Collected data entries
▬▬▬▬▬▬

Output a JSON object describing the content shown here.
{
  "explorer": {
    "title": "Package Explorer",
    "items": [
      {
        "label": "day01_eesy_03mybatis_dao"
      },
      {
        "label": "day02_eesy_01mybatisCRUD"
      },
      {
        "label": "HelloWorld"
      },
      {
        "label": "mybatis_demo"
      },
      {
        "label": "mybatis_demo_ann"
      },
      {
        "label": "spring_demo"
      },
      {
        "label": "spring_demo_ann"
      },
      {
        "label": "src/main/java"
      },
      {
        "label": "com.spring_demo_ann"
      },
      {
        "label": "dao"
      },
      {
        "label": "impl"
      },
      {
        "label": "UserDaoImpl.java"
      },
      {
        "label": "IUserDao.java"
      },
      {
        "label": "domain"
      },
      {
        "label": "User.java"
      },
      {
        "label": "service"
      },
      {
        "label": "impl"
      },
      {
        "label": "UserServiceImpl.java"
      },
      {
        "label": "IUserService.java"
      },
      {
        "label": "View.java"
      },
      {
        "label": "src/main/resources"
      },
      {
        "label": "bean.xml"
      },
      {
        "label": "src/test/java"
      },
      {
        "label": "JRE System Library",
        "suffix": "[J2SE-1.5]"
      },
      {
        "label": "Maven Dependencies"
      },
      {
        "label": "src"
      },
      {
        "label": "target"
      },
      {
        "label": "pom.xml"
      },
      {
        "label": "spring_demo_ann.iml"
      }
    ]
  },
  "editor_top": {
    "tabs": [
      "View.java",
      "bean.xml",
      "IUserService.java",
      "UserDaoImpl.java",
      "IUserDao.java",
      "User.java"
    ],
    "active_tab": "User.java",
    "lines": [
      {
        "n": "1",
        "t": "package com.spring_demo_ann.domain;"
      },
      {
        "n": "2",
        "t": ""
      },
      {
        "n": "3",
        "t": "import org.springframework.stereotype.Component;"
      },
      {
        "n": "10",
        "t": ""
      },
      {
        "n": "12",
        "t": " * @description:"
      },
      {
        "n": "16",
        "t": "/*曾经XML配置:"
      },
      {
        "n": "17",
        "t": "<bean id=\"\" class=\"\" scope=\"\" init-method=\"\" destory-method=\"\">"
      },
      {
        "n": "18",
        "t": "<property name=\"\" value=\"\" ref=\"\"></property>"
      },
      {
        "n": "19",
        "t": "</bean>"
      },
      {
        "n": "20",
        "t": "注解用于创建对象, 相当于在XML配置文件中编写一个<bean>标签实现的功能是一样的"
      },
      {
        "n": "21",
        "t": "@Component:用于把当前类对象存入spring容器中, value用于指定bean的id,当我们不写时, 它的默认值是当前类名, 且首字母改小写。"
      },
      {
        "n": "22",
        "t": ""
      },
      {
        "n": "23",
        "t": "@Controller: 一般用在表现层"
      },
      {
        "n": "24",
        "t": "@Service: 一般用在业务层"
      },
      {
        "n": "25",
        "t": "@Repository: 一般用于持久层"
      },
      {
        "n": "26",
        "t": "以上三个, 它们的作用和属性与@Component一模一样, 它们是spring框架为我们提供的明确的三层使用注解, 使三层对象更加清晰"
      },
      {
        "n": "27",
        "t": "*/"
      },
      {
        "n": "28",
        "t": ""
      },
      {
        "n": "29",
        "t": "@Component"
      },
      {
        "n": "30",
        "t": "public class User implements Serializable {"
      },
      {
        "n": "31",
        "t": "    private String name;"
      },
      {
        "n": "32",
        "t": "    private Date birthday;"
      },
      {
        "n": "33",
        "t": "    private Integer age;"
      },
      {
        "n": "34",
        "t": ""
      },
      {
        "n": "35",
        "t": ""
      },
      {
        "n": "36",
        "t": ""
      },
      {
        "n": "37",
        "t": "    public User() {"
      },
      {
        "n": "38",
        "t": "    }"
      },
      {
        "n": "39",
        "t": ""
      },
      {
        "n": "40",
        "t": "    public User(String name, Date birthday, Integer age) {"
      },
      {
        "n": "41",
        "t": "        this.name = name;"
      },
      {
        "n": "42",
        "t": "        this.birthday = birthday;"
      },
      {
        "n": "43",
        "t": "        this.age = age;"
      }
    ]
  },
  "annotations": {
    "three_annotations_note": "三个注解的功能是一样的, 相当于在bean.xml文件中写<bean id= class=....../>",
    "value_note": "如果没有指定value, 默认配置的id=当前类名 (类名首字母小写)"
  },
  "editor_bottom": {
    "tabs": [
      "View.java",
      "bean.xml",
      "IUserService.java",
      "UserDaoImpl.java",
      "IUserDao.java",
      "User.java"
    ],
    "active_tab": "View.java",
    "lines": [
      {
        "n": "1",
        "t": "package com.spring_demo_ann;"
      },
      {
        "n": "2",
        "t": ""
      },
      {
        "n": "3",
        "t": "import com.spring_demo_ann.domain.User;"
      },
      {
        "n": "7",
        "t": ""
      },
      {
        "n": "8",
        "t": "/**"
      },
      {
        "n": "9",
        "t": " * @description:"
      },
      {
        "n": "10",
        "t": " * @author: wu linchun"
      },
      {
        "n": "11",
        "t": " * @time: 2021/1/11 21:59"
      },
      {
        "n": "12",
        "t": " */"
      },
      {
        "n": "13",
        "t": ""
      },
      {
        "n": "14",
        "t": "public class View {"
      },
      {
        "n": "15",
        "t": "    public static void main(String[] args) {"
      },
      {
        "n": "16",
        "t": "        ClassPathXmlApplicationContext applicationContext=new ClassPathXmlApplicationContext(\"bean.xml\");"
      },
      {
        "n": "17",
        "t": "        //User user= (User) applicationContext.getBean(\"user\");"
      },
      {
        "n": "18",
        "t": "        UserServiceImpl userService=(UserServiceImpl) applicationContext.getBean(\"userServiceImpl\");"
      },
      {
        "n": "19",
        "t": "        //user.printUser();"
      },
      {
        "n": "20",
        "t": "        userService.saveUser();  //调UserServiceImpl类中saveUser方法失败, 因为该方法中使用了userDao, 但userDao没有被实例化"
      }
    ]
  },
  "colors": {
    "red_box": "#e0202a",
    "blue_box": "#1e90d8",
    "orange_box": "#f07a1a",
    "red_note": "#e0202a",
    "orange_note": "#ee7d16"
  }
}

▬▬▬▬▬▬

Look through the records and gather each line with the word "birthday".

        "t": "    private Date birthday;"
        "t": "    public User(String name, Date birthday, Integer age) {"
        "t": "        this.birthday = birthday;"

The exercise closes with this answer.